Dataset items
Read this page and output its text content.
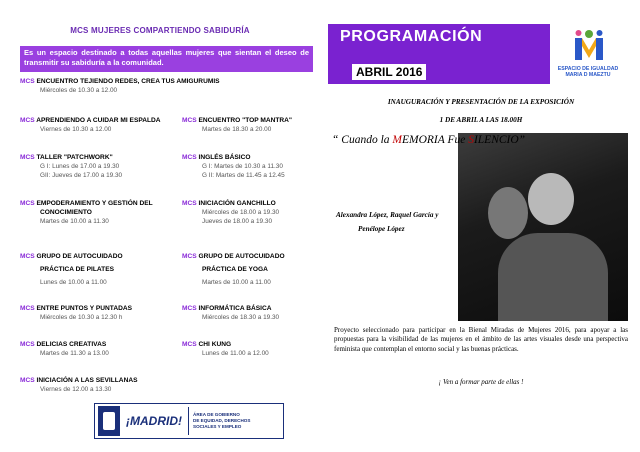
MCS MUJERES COMPARTIENDO SABIDURÍA
Es un espacio destinado a todas aquellas mujeres que sientan el deseo de transmitir su sabiduría a la comunidad.
MCS ENCUENTRO TEJIENDO REDES, CREA TUS AMIGURUMIS
Miércoles de 10.30 a 12.00
MCS APRENDIENDO A CUIDAR MI ESPALDA
Viernes de 10.30 a 12.00
MCS ENCUENTRO "TOP MANTRA"
Martes de 18.30 a 20.00
MCS TALLER "PATCHWORK"
G I: Lunes de 17.00 a 19.30
GII: Jueves de 17.00 a 19.30
MCS INGLÉS BÁSICO
G I: Martes de 10.30 a 11.30
G II: Martes de 11.45 a 12.45
MCS EMPODERAMIENTO Y GESTIÓN DEL
CONOCIMIENTO
Martes de 10.00 a 11.30
MCS INICIACIÓN GANCHILLO
Miércoles de 18.00 a 19.30
Jueves de 18.00 a 19.30
MCS GRUPO DE AUTOCUIDADO
PRÁCTICA DE PILATES
Lunes de 10.00 a 11.00
MCS GRUPO DE AUTOCUIDADO
PRÁCTICA DE YOGA
Martes de 10.00 a 11.00
MCS ENTRE PUNTOS Y PUNTADAS
Miércoles de 10.30 a 12.30 h
MCS INFORMÁTICA BÁSICA
Miércoles de 18.30 a 19.30
MCS DELICIAS CREATIVAS
Martes de 11.30 a 13.00
MCS CHI KUNG
Lunes de 11.00 a 12.00
MCS INICIACIÓN A LAS SEVILLANAS
Viernes de 12.00 a 13.30
¡MADRID! ÁREA DE GOBIERNO
DE EQUIDAD, DERECHOS
SOCIALES Y EMPLEO
PROGRAMACIÓN
ABRIL 2016	ESPACIO DE IGUALDAD
MARIA D MAEZTU
INAUGURACIÓN Y PRESENTACIÓN DE LA EXPOSICIÓN
1 DE ABRIL A LAS 18.00H
“ Cuando la MEMORIA Fue SILENCIO”
Alexandra López, Raquel García y
Penélope López
Proyecto seleccionado para participar en la Bienal Miradas de Mujeres 2016, para apoyar a las propuestas para la visibilidad de las mujeres en el ámbito de las artes visuales desde una perspectiva feminista que contemplan el entorno social y las buenas prácticas.
¡ Ven a formar parte de ellas !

THE PROBLEM:
Set the pictures aside and transcribe the data above exactly.

REPLY:
Read this page and output its text content.
MCS MUJERES COMPARTIENDO SABIDURÍA
Es un espacio destinado a todas aquellas mujeres que sientan el deseo de transmitir su sabiduría a la comunidad.
MCS ENCUENTRO TEJIENDO REDES, CREA TUS AMIGURUMIS
Miércoles de 10.30 a 12.00
MCS APRENDIENDO A CUIDAR MI ESPALDA
Viernes de 10.30 a 12.00
MCS ENCUENTRO "TOP MANTRA"
Martes de 18.30 a 20.00
MCS TALLER "PATCHWORK"
G I: Lunes de 17.00 a 19.30
GII: Jueves de 17.00 a 19.30
MCS INGLÉS BÁSICO
G I: Martes de 10.30 a 11.30
G II: Martes de 11.45 a 12.45
MCS EMPODERAMIENTO Y GESTIÓN DEL
CONOCIMIENTO
Martes de 10.00 a 11.30
MCS INICIACIÓN GANCHILLO
Miércoles de 18.00 a 19.30
Jueves de 18.00 a 19.30
MCS GRUPO DE AUTOCUIDADO
PRÁCTICA DE PILATES
Lunes de 10.00 a 11.00
MCS GRUPO DE AUTOCUIDADO
PRÁCTICA DE YOGA
Martes de 10.00 a 11.00
MCS ENTRE PUNTOS Y PUNTADAS
Miércoles de 10.30 a 12.30 h
MCS INFORMÁTICA BÁSICA
Miércoles de 18.30 a 19.30
MCS DELICIAS CREATIVAS
Martes de 11.30 a 13.00
MCS CHI KUNG
Lunes de 11.00 a 12.00
MCS INICIACIÓN A LAS SEVILLANAS
Viernes de 12.00 a 13.30
¡MADRID! ÁREA DE GOBIERNO
DE EQUIDAD, DERECHOS
SOCIALES Y EMPLEO
PROGRAMACIÓN
ABRIL 2016	ESPACIO DE IGUALDAD
MARIA D MAEZTU
INAUGURACIÓN Y PRESENTACIÓN DE LA EXPOSICIÓN
1 DE ABRIL A LAS 18.00H
“ Cuando la MEMORIA Fue SILENCIO”
Alexandra López, Raquel García y
Penélope López
Proyecto seleccionado para participar en la Bienal Miradas de Mujeres 2016, para apoyar a las propuestas para la visibilidad de las mujeres en el ámbito de las artes visuales desde una perspectiva feminista que contemplan el entorno social y las buenas prácticas.
¡ Ven a formar parte de ellas !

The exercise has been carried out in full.